(Dataset entries)
------------------------------------------------------------

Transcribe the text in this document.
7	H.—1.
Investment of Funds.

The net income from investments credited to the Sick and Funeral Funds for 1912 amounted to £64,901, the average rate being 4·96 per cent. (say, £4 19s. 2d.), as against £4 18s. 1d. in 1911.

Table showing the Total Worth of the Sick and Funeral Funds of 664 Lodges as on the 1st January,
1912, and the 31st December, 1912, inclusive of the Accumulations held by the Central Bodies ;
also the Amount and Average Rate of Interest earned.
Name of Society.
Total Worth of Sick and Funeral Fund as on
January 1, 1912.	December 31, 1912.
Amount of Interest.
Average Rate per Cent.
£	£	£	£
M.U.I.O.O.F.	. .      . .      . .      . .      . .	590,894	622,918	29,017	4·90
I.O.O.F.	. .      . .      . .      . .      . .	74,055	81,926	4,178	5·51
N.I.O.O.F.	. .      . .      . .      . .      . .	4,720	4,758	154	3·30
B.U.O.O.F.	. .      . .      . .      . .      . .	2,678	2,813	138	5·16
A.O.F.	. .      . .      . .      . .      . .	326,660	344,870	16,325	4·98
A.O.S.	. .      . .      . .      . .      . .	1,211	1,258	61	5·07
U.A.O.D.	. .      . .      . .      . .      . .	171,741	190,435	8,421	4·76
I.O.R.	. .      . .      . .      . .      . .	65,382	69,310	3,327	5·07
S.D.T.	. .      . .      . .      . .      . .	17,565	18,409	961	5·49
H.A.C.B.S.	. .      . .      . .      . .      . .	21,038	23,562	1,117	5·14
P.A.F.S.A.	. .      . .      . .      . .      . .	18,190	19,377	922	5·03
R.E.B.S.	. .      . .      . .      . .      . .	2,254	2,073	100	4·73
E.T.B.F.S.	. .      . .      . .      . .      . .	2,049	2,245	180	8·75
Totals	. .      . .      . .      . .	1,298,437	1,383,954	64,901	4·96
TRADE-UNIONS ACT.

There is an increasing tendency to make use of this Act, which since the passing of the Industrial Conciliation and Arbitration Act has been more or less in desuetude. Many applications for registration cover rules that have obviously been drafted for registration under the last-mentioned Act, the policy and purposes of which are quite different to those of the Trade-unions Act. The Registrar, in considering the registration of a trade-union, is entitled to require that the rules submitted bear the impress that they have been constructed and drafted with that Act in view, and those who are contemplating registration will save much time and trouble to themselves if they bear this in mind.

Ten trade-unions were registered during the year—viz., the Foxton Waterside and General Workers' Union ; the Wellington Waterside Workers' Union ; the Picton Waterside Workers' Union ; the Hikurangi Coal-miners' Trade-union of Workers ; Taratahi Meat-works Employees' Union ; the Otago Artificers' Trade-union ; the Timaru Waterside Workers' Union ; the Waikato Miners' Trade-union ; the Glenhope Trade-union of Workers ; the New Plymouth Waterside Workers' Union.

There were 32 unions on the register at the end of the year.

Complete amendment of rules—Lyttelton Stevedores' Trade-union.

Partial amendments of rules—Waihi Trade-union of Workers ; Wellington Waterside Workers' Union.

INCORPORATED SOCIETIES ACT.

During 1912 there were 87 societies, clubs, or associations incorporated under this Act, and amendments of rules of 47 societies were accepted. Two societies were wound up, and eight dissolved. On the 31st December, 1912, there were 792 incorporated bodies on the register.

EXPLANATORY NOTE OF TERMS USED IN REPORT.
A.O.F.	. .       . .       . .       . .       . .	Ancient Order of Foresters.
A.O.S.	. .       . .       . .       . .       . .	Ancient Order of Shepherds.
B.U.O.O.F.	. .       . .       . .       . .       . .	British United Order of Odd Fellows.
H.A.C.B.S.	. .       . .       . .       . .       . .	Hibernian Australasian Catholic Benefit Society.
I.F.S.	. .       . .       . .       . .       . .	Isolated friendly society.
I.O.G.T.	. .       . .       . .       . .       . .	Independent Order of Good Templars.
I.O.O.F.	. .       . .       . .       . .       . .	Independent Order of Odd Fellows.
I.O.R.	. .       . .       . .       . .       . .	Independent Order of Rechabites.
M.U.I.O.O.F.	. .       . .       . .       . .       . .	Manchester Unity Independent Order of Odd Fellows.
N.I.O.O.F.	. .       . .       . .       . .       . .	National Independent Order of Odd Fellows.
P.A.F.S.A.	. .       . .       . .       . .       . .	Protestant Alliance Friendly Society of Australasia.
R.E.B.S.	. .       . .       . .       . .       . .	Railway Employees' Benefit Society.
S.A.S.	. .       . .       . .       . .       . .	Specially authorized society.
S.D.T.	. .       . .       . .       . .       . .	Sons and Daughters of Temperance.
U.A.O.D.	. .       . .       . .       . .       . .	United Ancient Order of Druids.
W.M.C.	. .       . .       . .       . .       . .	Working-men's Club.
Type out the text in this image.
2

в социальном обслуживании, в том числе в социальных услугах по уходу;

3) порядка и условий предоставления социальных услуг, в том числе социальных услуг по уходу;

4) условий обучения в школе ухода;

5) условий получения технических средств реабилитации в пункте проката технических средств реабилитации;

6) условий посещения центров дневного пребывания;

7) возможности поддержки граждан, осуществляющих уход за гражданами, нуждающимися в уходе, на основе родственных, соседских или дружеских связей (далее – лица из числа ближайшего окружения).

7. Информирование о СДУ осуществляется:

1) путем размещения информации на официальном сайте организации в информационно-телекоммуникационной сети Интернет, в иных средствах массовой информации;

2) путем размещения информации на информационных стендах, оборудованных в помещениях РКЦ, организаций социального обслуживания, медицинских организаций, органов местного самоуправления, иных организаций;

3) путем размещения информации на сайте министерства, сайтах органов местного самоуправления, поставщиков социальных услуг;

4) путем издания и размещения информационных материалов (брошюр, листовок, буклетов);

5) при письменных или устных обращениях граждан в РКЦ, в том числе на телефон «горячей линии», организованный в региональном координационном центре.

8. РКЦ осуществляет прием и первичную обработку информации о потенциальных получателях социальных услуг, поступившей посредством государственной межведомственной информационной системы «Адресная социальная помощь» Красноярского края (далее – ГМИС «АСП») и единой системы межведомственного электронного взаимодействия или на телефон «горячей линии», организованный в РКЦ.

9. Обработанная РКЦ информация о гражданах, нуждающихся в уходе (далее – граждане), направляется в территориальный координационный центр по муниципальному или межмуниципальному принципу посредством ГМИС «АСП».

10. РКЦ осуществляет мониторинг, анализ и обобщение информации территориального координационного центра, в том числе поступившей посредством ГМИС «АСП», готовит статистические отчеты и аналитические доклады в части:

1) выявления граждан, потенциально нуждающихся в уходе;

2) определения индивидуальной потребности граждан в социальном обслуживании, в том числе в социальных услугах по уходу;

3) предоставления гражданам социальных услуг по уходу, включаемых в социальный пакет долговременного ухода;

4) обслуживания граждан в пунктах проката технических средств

------------------------------------------------------------

## What you are asked to do
Look through the listing and extract every line with "социальном" in it.

## Result of the exercise
в социальном обслуживании, в том числе в социальных услугах по уходу;
2) определения индивидуальной потребности граждан в социальном обслуживании, в том числе в социальных услугах по уходу;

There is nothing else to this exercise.